───── TASK MATERIAL
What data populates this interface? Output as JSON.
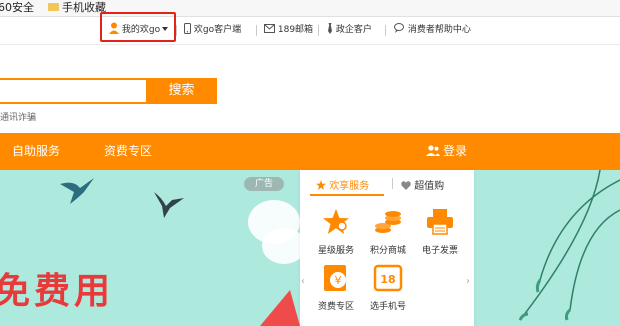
{
  "bookmarks": {
    "item1": "60安全",
    "item2": "手机收藏"
  },
  "topnav": {
    "my": "我的欢go",
    "client": "欢go客户端",
    "mail": "189邮箱",
    "enterprise": "政企客户",
    "help": "消费者帮助中心"
  },
  "search": {
    "button": "搜索",
    "placeholder": ""
  },
  "fraud_text": "通讯诈骗",
  "orange_nav": {
    "self_service": "自助服务",
    "tariff_zone": "资费专区",
    "login": "登录"
  },
  "banner": {
    "ad_label": "广告",
    "promo_text": "免费用"
  },
  "panel": {
    "tab_active": "欢享服务",
    "tab_other": "超值购",
    "items": [
      {
        "label": "星级服务",
        "icon": "star-icon"
      },
      {
        "label": "积分商城",
        "icon": "coins-icon"
      },
      {
        "label": "电子发票",
        "icon": "printer-icon"
      },
      {
        "label": "资费专区",
        "icon": "yen-icon"
      },
      {
        "label": "选手机号",
        "icon": "phone-number-icon"
      }
    ]
  },
  "colors": {
    "brand_orange": "#ff8a00",
    "highlight_red": "#e2231a",
    "banner_bg": "#aee9dd"
  }
}
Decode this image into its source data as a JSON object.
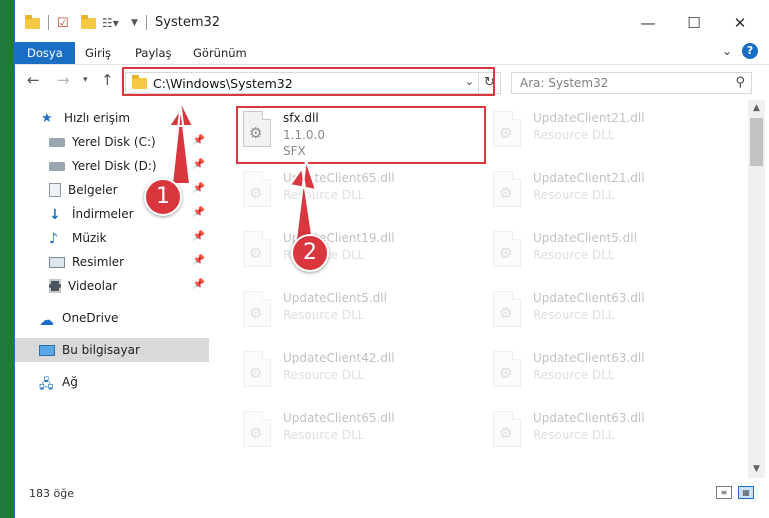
{
  "window": {
    "title": "System32"
  },
  "ribbon": {
    "tabs": [
      "Dosya",
      "Giriş",
      "Paylaş",
      "Görünüm"
    ]
  },
  "nav": {
    "address": "C:\\Windows\\System32",
    "search_placeholder": "Ara: System32"
  },
  "sidebar": {
    "quick_access": "Hızlı erişim",
    "items": [
      "Yerel Disk (C:)",
      "Yerel Disk (D:)",
      "Belgeler",
      "İndirmeler",
      "Müzik",
      "Resimler",
      "Videolar"
    ],
    "onedrive": "OneDrive",
    "this_pc": "Bu bilgisayar",
    "network": "Ağ"
  },
  "files": [
    {
      "name": "sfx.dll",
      "line2": "1.1.0.0",
      "line3": "SFX"
    },
    {
      "name": "UpdateClient21.dll",
      "line2": "Resource DLL"
    },
    {
      "name": "UpdateClient65.dll",
      "line2": "Resource DLL"
    },
    {
      "name": "UpdateClient21.dll",
      "line2": "Resource DLL"
    },
    {
      "name": "UpdateClient19.dll",
      "line2": "Resource DLL"
    },
    {
      "name": "UpdateClient5.dll",
      "line2": "Resource DLL"
    },
    {
      "name": "UpdateClient5.dll",
      "line2": "Resource DLL"
    },
    {
      "name": "UpdateClient63.dll",
      "line2": "Resource DLL"
    },
    {
      "name": "UpdateClient42.dll",
      "line2": "Resource DLL"
    },
    {
      "name": "UpdateClient63.dll",
      "line2": "Resource DLL"
    },
    {
      "name": "UpdateClient65.dll",
      "line2": "Resource DLL"
    },
    {
      "name": "UpdateClient63.dll",
      "line2": "Resource DLL"
    }
  ],
  "status": {
    "count": "183 öğe"
  },
  "markers": {
    "one": "1",
    "two": "2"
  },
  "colors": {
    "accent": "#1a6fc4",
    "highlight": "#d9363e",
    "desktop": "#1f7a3c"
  }
}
──────────
__GOAL OF THE EXERCISE__. Go through the lines above. Select every one that has the string "icon".

__RIGHT ANSWER__.
        "icon": "star-icon"
        "icon": "coins-icon"
        "icon": "printer-icon"
        "icon": "yen-icon"
        "icon": "phone-number-icon"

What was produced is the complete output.